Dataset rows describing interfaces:
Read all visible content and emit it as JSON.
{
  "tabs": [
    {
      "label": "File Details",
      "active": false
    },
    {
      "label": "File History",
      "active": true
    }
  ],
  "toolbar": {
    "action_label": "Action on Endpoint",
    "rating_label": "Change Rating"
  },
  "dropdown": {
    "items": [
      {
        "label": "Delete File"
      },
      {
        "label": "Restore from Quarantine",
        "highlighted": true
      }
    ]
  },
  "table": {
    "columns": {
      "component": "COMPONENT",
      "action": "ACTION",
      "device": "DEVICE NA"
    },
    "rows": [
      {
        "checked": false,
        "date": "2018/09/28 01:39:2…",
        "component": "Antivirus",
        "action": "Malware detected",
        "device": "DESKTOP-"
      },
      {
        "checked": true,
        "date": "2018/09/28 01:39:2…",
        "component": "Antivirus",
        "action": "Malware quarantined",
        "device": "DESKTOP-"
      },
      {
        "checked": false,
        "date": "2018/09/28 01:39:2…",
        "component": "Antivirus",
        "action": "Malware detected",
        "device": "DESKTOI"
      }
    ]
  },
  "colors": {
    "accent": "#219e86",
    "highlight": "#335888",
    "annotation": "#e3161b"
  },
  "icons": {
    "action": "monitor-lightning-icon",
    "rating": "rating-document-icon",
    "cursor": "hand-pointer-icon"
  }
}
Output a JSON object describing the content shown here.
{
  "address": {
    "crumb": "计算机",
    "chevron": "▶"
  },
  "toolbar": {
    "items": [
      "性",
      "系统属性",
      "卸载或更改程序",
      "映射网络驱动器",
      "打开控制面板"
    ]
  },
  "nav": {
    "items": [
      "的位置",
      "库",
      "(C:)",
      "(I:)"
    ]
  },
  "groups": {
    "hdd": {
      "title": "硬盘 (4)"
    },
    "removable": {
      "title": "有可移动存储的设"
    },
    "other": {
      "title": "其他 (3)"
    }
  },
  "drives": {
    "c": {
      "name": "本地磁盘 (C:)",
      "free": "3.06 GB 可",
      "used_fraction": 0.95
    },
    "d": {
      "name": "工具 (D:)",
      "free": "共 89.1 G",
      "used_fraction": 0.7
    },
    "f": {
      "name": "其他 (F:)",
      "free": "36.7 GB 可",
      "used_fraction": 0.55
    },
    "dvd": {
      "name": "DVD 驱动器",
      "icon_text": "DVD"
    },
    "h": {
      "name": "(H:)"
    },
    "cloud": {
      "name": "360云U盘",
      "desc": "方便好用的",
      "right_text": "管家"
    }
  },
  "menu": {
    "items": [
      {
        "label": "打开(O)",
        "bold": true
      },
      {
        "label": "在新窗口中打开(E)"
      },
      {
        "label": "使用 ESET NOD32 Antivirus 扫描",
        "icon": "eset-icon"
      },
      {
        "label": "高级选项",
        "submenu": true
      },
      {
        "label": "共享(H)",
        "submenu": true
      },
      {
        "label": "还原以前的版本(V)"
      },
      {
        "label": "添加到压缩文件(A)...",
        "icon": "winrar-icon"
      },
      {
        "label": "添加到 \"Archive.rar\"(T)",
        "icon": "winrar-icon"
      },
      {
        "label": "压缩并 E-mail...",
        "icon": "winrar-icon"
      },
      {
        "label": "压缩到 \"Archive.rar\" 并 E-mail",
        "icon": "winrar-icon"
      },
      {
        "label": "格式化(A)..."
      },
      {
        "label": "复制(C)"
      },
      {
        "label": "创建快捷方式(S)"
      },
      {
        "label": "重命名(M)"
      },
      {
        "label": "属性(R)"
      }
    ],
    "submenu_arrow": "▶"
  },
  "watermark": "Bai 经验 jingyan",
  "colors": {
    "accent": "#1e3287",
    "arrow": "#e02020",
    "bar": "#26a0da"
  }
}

TASK PROMPT:
The records above are to be copied out exactly, line for line.

SOLVED PROBLEM:
Read all visible content and emit it as JSON.
{
  "tabs": [
    {
      "label": "File Details",
      "active": false
    },
    {
      "label": "File History",
      "active": true
    }
  ],
  "toolbar": {
    "action_label": "Action on Endpoint",
    "rating_label": "Change Rating"
  },
  "dropdown": {
    "items": [
      {
        "label": "Delete File"
      },
      {
        "label": "Restore from Quarantine",
        "highlighted": true
      }
    ]
  },
  "table": {
    "columns": {
      "component": "COMPONENT",
      "action": "ACTION",
      "device": "DEVICE NA"
    },
    "rows": [
      {
        "checked": false,
        "date": "2018/09/28 01:39:2…",
        "component": "Antivirus",
        "action": "Malware detected",
        "device": "DESKTOP-"
      },
      {
        "checked": true,
        "date": "2018/09/28 01:39:2…",
        "component": "Antivirus",
        "action": "Malware quarantined",
        "device": "DESKTOP-"
      },
      {
        "checked": false,
        "date": "2018/09/28 01:39:2…",
        "component": "Antivirus",
        "action": "Malware detected",
        "device": "DESKTOI"
      }
    ]
  },
  "colors": {
    "accent": "#219e86",
    "highlight": "#335888",
    "annotation": "#e3161b"
  },
  "icons": {
    "action": "monitor-lightning-icon",
    "rating": "rating-document-icon",
    "cursor": "hand-pointer-icon"
  }
}
Output a JSON object describing the content shown here.
{
  "address": {
    "crumb": "计算机",
    "chevron": "▶"
  },
  "toolbar": {
    "items": [
      "性",
      "系统属性",
      "卸载或更改程序",
      "映射网络驱动器",
      "打开控制面板"
    ]
  },
  "nav": {
    "items": [
      "的位置",
      "库",
      "(C:)",
      "(I:)"
    ]
  },
  "groups": {
    "hdd": {
      "title": "硬盘 (4)"
    },
    "removable": {
      "title": "有可移动存储的设"
    },
    "other": {
      "title": "其他 (3)"
    }
  },
  "drives": {
    "c": {
      "name": "本地磁盘 (C:)",
      "free": "3.06 GB 可",
      "used_fraction": 0.95
    },
    "d": {
      "name": "工具 (D:)",
      "free": "共 89.1 G",
      "used_fraction": 0.7
    },
    "f": {
      "name": "其他 (F:)",
      "free": "36.7 GB 可",
      "used_fraction": 0.55
    },
    "dvd": {
      "name": "DVD 驱动器",
      "icon_text": "DVD"
    },
    "h": {
      "name": "(H:)"
    },
    "cloud": {
      "name": "360云U盘",
      "desc": "方便好用的",
      "right_text": "管家"
    }
  },
  "menu": {
    "items": [
      {
        "label": "打开(O)",
        "bold": true
      },
      {
        "label": "在新窗口中打开(E)"
      },
      {
        "label": "使用 ESET NOD32 Antivirus 扫描",
        "icon": "eset-icon"
      },
      {
        "label": "高级选项",
        "submenu": true
      },
      {
        "label": "共享(H)",
        "submenu": true
      },
      {
        "label": "还原以前的版本(V)"
      },
      {
        "label": "添加到压缩文件(A)...",
        "icon": "winrar-icon"
      },
      {
        "label": "添加到 \"Archive.rar\"(T)",
        "icon": "winrar-icon"
      },
      {
        "label": "压缩并 E-mail...",
        "icon": "winrar-icon"
      },
      {
        "label": "压缩到 \"Archive.rar\" 并 E-mail",
        "icon": "winrar-icon"
      },
      {
        "label": "格式化(A)..."
      },
      {
        "label": "复制(C)"
      },
      {
        "label": "创建快捷方式(S)"
      },
      {
        "label": "重命名(M)"
      },
      {
        "label": "属性(R)"
      }
    ],
    "submenu_arrow": "▶"
  },
  "watermark": "Bai 经验 jingyan",
  "colors": {
    "accent": "#1e3287",
    "arrow": "#e02020",
    "bar": "#26a0da"
  }
}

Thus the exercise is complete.